(Data entries)
......

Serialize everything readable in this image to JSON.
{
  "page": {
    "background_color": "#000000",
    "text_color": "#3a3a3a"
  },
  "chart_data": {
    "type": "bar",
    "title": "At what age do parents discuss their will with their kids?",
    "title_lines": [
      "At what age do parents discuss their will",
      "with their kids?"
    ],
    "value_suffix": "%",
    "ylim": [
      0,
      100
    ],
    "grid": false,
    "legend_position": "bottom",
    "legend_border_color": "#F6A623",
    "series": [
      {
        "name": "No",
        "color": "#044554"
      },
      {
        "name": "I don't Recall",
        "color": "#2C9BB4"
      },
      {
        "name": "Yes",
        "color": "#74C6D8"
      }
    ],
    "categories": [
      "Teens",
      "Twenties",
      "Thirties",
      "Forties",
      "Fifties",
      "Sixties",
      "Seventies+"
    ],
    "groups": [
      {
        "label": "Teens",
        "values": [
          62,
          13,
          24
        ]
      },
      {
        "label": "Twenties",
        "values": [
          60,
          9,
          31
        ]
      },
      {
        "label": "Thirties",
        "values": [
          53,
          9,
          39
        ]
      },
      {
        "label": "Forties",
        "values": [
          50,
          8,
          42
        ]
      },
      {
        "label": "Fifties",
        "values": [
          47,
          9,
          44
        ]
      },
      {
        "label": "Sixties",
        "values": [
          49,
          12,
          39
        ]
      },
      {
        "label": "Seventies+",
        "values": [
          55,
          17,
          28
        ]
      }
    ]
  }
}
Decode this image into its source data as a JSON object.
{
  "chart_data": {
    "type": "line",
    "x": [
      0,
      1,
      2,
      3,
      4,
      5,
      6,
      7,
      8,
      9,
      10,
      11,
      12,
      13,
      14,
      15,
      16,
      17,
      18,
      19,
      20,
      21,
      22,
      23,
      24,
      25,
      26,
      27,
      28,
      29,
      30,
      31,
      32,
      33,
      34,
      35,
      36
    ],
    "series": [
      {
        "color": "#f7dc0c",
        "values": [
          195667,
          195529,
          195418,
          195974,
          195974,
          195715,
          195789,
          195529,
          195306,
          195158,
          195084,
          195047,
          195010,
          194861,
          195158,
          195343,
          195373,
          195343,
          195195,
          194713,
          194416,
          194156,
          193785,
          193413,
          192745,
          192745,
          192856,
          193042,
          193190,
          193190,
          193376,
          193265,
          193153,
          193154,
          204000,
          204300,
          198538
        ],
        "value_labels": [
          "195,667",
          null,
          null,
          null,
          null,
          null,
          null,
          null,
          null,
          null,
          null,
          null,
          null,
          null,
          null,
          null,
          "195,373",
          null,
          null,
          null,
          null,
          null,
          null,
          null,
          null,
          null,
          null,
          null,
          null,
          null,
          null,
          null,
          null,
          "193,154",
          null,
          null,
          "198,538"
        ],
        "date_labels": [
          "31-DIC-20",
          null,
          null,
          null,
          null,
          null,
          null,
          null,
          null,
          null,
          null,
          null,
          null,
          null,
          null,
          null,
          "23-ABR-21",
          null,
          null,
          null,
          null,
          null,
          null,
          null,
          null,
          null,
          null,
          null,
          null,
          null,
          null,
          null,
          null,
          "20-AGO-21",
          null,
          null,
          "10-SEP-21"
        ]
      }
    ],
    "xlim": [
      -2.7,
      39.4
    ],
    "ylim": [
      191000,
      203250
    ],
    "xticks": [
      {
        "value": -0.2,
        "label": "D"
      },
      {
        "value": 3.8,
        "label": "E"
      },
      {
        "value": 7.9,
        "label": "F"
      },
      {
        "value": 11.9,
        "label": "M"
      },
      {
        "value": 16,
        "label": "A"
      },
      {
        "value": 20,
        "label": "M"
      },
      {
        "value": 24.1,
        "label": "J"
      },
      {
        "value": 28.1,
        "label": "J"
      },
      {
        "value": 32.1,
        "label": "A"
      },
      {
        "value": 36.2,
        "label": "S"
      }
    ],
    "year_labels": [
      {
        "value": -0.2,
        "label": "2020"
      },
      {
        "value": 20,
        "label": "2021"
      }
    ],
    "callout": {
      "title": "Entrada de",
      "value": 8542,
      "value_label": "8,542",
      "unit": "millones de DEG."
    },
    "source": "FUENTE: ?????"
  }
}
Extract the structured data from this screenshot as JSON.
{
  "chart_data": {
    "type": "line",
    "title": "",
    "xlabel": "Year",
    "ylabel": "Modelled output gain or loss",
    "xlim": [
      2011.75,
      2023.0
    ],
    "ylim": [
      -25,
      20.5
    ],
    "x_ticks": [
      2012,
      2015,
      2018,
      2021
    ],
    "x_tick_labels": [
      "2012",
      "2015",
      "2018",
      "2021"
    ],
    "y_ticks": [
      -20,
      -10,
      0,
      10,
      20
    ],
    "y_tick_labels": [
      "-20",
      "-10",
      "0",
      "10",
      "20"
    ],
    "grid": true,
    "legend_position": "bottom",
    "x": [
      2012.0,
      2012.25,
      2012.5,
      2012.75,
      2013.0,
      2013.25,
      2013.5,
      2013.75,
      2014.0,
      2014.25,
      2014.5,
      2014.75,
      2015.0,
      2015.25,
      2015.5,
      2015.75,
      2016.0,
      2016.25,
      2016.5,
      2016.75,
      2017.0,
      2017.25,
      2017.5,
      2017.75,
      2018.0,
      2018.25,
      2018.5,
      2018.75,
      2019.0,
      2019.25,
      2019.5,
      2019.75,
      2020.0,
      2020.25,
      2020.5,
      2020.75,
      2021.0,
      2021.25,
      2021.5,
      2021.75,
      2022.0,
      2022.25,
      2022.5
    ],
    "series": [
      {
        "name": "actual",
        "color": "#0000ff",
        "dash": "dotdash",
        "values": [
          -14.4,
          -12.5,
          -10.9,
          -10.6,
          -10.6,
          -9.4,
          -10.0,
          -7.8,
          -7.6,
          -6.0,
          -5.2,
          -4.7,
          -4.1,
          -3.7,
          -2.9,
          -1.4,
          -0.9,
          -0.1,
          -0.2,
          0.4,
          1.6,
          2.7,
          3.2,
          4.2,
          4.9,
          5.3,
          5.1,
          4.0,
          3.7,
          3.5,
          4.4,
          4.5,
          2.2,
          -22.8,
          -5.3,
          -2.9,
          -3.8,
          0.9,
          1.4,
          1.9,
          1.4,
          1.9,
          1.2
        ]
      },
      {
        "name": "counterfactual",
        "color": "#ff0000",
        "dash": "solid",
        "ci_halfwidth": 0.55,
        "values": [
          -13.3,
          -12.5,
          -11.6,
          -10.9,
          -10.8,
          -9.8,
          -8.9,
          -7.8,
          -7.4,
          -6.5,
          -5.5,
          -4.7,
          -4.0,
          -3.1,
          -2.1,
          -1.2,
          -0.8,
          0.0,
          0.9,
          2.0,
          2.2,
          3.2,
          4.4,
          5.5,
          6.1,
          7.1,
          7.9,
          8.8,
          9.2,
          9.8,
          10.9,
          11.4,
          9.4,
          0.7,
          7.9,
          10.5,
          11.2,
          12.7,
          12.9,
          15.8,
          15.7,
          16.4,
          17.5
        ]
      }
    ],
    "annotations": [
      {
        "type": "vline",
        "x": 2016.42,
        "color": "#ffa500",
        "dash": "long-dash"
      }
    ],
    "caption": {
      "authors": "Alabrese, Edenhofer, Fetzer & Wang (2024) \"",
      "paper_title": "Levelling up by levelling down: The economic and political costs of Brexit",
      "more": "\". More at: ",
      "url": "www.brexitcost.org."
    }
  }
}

......

» Written exercise: The records above should all be quoted exactly, please.

» Result below:
Serialize everything readable in this image to JSON.
{
  "page": {
    "background_color": "#000000",
    "text_color": "#3a3a3a"
  },
  "chart_data": {
    "type": "bar",
    "title": "At what age do parents discuss their will with their kids?",
    "title_lines": [
      "At what age do parents discuss their will",
      "with their kids?"
    ],
    "value_suffix": "%",
    "ylim": [
      0,
      100
    ],
    "grid": false,
    "legend_position": "bottom",
    "legend_border_color": "#F6A623",
    "series": [
      {
        "name": "No",
        "color": "#044554"
      },
      {
        "name": "I don't Recall",
        "color": "#2C9BB4"
      },
      {
        "name": "Yes",
        "color": "#74C6D8"
      }
    ],
    "categories": [
      "Teens",
      "Twenties",
      "Thirties",
      "Forties",
      "Fifties",
      "Sixties",
      "Seventies+"
    ],
    "groups": [
      {
        "label": "Teens",
        "values": [
          62,
          13,
          24
        ]
      },
      {
        "label": "Twenties",
        "values": [
          60,
          9,
          31
        ]
      },
      {
        "label": "Thirties",
        "values": [
          53,
          9,
          39
        ]
      },
      {
        "label": "Forties",
        "values": [
          50,
          8,
          42
        ]
      },
      {
        "label": "Fifties",
        "values": [
          47,
          9,
          44
        ]
      },
      {
        "label": "Sixties",
        "values": [
          49,
          12,
          39
        ]
      },
      {
        "label": "Seventies+",
        "values": [
          55,
          17,
          28
        ]
      }
    ]
  }
}
Decode this image into its source data as a JSON object.
{
  "chart_data": {
    "type": "line",
    "x": [
      0,
      1,
      2,
      3,
      4,
      5,
      6,
      7,
      8,
      9,
      10,
      11,
      12,
      13,
      14,
      15,
      16,
      17,
      18,
      19,
      20,
      21,
      22,
      23,
      24,
      25,
      26,
      27,
      28,
      29,
      30,
      31,
      32,
      33,
      34,
      35,
      36
    ],
    "series": [
      {
        "color": "#f7dc0c",
        "values": [
          195667,
          195529,
          195418,
          195974,
          195974,
          195715,
          195789,
          195529,
          195306,
          195158,
          195084,
          195047,
          195010,
          194861,
          195158,
          195343,
          195373,
          195343,
          195195,
          194713,
          194416,
          194156,
          193785,
          193413,
          192745,
          192745,
          192856,
          193042,
          193190,
          193190,
          193376,
          193265,
          193153,
          193154,
          204000,
          204300,
          198538
        ],
        "value_labels": [
          "195,667",
          null,
          null,
          null,
          null,
          null,
          null,
          null,
          null,
          null,
          null,
          null,
          null,
          null,
          null,
          null,
          "195,373",
          null,
          null,
          null,
          null,
          null,
          null,
          null,
          null,
          null,
          null,
          null,
          null,
          null,
          null,
          null,
          null,
          "193,154",
          null,
          null,
          "198,538"
        ],
        "date_labels": [
          "31-DIC-20",
          null,
          null,
          null,
          null,
          null,
          null,
          null,
          null,
          null,
          null,
          null,
          null,
          null,
          null,
          null,
          "23-ABR-21",
          null,
          null,
          null,
          null,
          null,
          null,
          null,
          null,
          null,
          null,
          null,
          null,
          null,
          null,
          null,
          null,
          "20-AGO-21",
          null,
          null,
          "10-SEP-21"
        ]
      }
    ],
    "xlim": [
      -2.7,
      39.4
    ],
    "ylim": [
      191000,
      203250
    ],
    "xticks": [
      {
        "value": -0.2,
        "label": "D"
      },
      {
        "value": 3.8,
        "label": "E"
      },
      {
        "value": 7.9,
        "label": "F"
      },
      {
        "value": 11.9,
        "label": "M"
      },
      {
        "value": 16,
        "label": "A"
      },
      {
        "value": 20,
        "label": "M"
      },
      {
        "value": 24.1,
        "label": "J"
      },
      {
        "value": 28.1,
        "label": "J"
      },
      {
        "value": 32.1,
        "label": "A"
      },
      {
        "value": 36.2,
        "label": "S"
      }
    ],
    "year_labels": [
      {
        "value": -0.2,
        "label": "2020"
      },
      {
        "value": 20,
        "label": "2021"
      }
    ],
    "callout": {
      "title": "Entrada de",
      "value": 8542,
      "value_label": "8,542",
      "unit": "millones de DEG."
    },
    "source": "FUENTE: ?????"
  }
}
Extract the structured data from this screenshot as JSON.
{
  "chart_data": {
    "type": "line",
    "title": "",
    "xlabel": "Year",
    "ylabel": "Modelled output gain or loss",
    "xlim": [
      2011.75,
      2023.0
    ],
    "ylim": [
      -25,
      20.5
    ],
    "x_ticks": [
      2012,
      2015,
      2018,
      2021
    ],
    "x_tick_labels": [
      "2012",
      "2015",
      "2018",
      "2021"
    ],
    "y_ticks": [
      -20,
      -10,
      0,
      10,
      20
    ],
    "y_tick_labels": [
      "-20",
      "-10",
      "0",
      "10",
      "20"
    ],
    "grid": true,
    "legend_position": "bottom",
    "x": [
      2012.0,
      2012.25,
      2012.5,
      2012.75,
      2013.0,
      2013.25,
      2013.5,
      2013.75,
      2014.0,
      2014.25,
      2014.5,
      2014.75,
      2015.0,
      2015.25,
      2015.5,
      2015.75,
      2016.0,
      2016.25,
      2016.5,
      2016.75,
      2017.0,
      2017.25,
      2017.5,
      2017.75,
      2018.0,
      2018.25,
      2018.5,
      2018.75,
      2019.0,
      2019.25,
      2019.5,
      2019.75,
      2020.0,
      2020.25,
      2020.5,
      2020.75,
      2021.0,
      2021.25,
      2021.5,
      2021.75,
      2022.0,
      2022.25,
      2022.5
    ],
    "series": [
      {
        "name": "actual",
        "color": "#0000ff",
        "dash": "dotdash",
        "values": [
          -14.4,
          -12.5,
          -10.9,
          -10.6,
          -10.6,
          -9.4,
          -10.0,
          -7.8,
          -7.6,
          -6.0,
          -5.2,
          -4.7,
          -4.1,
          -3.7,
          -2.9,
          -1.4,
          -0.9,
          -0.1,
          -0.2,
          0.4,
          1.6,
          2.7,
          3.2,
          4.2,
          4.9,
          5.3,
          5.1,
          4.0,
          3.7,
          3.5,
          4.4,
          4.5,
          2.2,
          -22.8,
          -5.3,
          -2.9,
          -3.8,
          0.9,
          1.4,
          1.9,
          1.4,
          1.9,
          1.2
        ]
      },
      {
        "name": "counterfactual",
        "color": "#ff0000",
        "dash": "solid",
        "ci_halfwidth": 0.55,
        "values": [
          -13.3,
          -12.5,
          -11.6,
          -10.9,
          -10.8,
          -9.8,
          -8.9,
          -7.8,
          -7.4,
          -6.5,
          -5.5,
          -4.7,
          -4.0,
          -3.1,
          -2.1,
          -1.2,
          -0.8,
          0.0,
          0.9,
          2.0,
          2.2,
          3.2,
          4.4,
          5.5,
          6.1,
          7.1,
          7.9,
          8.8,
          9.2,
          9.8,
          10.9,
          11.4,
          9.4,
          0.7,
          7.9,
          10.5,
          11.2,
          12.7,
          12.9,
          15.8,
          15.7,
          16.4,
          17.5
        ]
      }
    ],
    "annotations": [
      {
        "type": "vline",
        "x": 2016.42,
        "color": "#ffa500",
        "dash": "long-dash"
      }
    ],
    "caption": {
      "authors": "Alabrese, Edenhofer, Fetzer & Wang (2024) \"",
      "paper_title": "Levelling up by levelling down: The economic and political costs of Brexit",
      "more": "\". More at: ",
      "url": "www.brexitcost.org."
    }
  }
}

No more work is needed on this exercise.